### LISTING
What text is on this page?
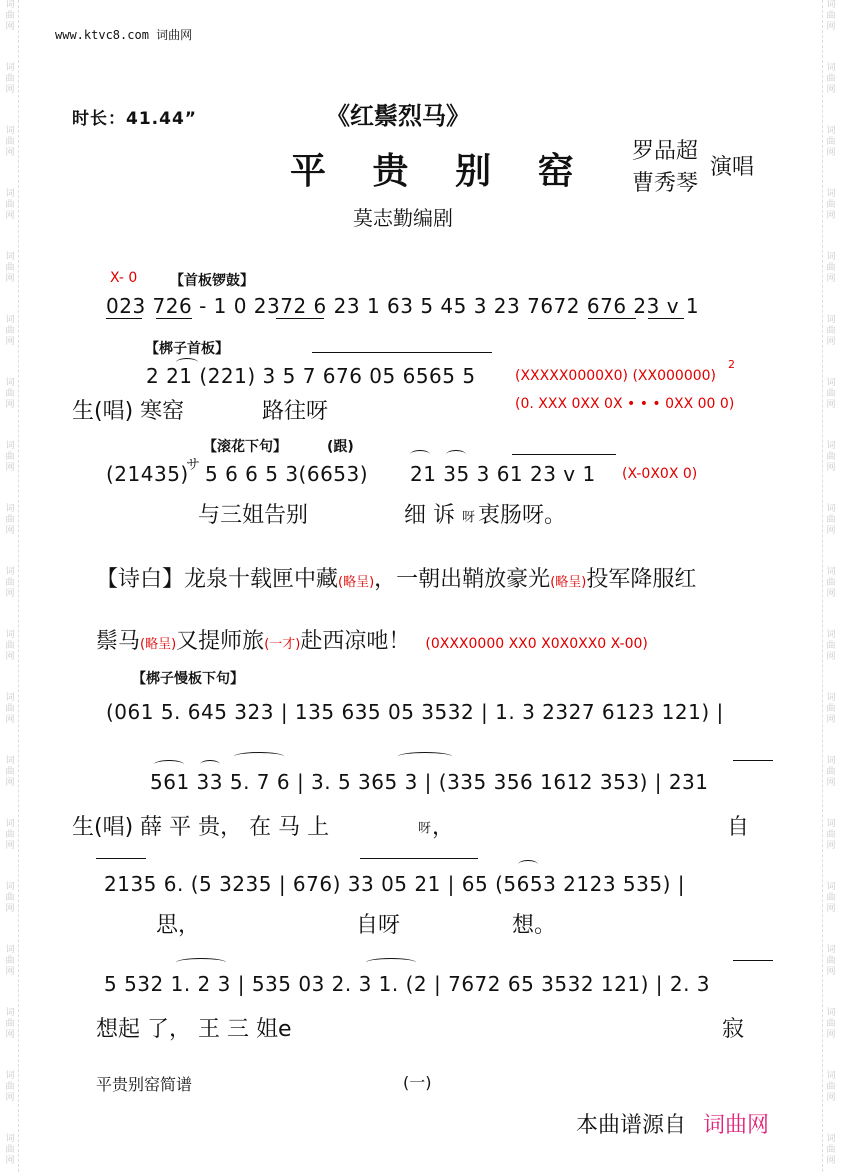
词
曲
网
词
曲
网
词
曲
网
词
曲
网
词
曲
网
词
曲
网
词
曲
网
词
曲
网
词
曲
网
词
曲
网
词
曲
网
词
曲
网
词
曲
网
词
曲
网
词
曲
网
词
曲
网
词
曲
网
词
曲
网
词
曲
网
词
曲
网
词
曲
网
词
曲
网
词
曲
网
词
曲
网
词
曲
网
词
曲
网
词
曲
网
词
曲
网
词
曲
网
词
曲
网
词
曲
网
词
曲
网
词
曲
网
词
曲
网
词
曲
网
词
曲
网
词
曲
网
词
曲
网
www.ktvc8.com 词曲网
时长：41.44”	《红鬃烈马》
平 贵 别 窑 罗品超
曹秀琴
演唱
莫志勤编剧
X- 0 【首板锣鼓】
023 726 - 1 0 2372 6 23 1 63 5 45 3 23 7672 676 23 v 1
【梆子首板】
2 21 (221) 3 5 7 676 05 6565 5	(XXXXX0000X0) (XX000000)
2
(0. XXX 0XX 0X • • • 0XX 00 0)
生(唱) 寒窑	路往呀
【滚花下句】	(跟)
(21435)
サ 5 6 6 5 3(6653) 21 35 3 61 23 v 1 (X-0X0X 0)
与三姐告别	细 诉 呀 衷肠呀。
【诗白】龙泉十载匣中藏(略呈)，一朝出鞘放豪光(略呈)投军降服红
鬃马(略呈)又提师旅(一才)赴西凉吔！ (0XXX0000 XX0 X0X0XX0 X-00)
【梆子慢板下句】
(061 5. 645 323 | 135 635 05 3532 | 1. 3 2327 6123 121) |
561 33 5. 7 6 | 3. 5 365 3 | (335 356 1612 353) | 231
生(唱) 薛 平 贵， 在 马 上	呀 ，	自
2135 6. (5 3235 | 676) 33 05 21 | 65 (5653 2123 535) |
思，	自呀	想。
5 532 1. 2 3 | 535 03 2. 3 1. (2 | 7672 65 3532 121) | 2. 3
想起 了， 王 三 姐e	寂
平贵别窑简谱	(一)
本曲谱源自 词曲网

### OBJECTIVE
Reproduce every entry word for word, but omit the pictures.

### OUTPUT
What text is on this page?
词
曲
网
词
曲
网
词
曲
网
词
曲
网
词
曲
网
词
曲
网
词
曲
网
词
曲
网
词
曲
网
词
曲
网
词
曲
网
词
曲
网
词
曲
网
词
曲
网
词
曲
网
词
曲
网
词
曲
网
词
曲
网
词
曲
网
词
曲
网
词
曲
网
词
曲
网
词
曲
网
词
曲
网
词
曲
网
词
曲
网
词
曲
网
词
曲
网
词
曲
网
词
曲
网
词
曲
网
词
曲
网
词
曲
网
词
曲
网
词
曲
网
词
曲
网
词
曲
网
词
曲
网
www.ktvc8.com 词曲网
时长：41.44”	《红鬃烈马》
平 贵 别 窑 罗品超
曹秀琴
演唱
莫志勤编剧
X- 0 【首板锣鼓】
023 726 - 1 0 2372 6 23 1 63 5 45 3 23 7672 676 23 v 1
【梆子首板】
2 21 (221) 3 5 7 676 05 6565 5	(XXXXX0000X0) (XX000000)
2
(0. XXX 0XX 0X • • • 0XX 00 0)
生(唱) 寒窑	路往呀
【滚花下句】	(跟)
(21435)
サ 5 6 6 5 3(6653) 21 35 3 61 23 v 1 (X-0X0X 0)
与三姐告别	细 诉 呀 衷肠呀。
【诗白】龙泉十载匣中藏(略呈)，一朝出鞘放豪光(略呈)投军降服红
鬃马(略呈)又提师旅(一才)赴西凉吔！ (0XXX0000 XX0 X0X0XX0 X-00)
【梆子慢板下句】
(061 5. 645 323 | 135 635 05 3532 | 1. 3 2327 6123 121) |
561 33 5. 7 6 | 3. 5 365 3 | (335 356 1612 353) | 231
生(唱) 薛 平 贵， 在 马 上	呀 ，	自
2135 6. (5 3235 | 676) 33 05 21 | 65 (5653 2123 535) |
思，	自呀	想。
5 532 1. 2 3 | 535 03 2. 3 1. (2 | 7672 65 3532 121) | 2. 3
想起 了， 王 三 姐e	寂
平贵别窑简谱	(一)
本曲谱源自 词曲网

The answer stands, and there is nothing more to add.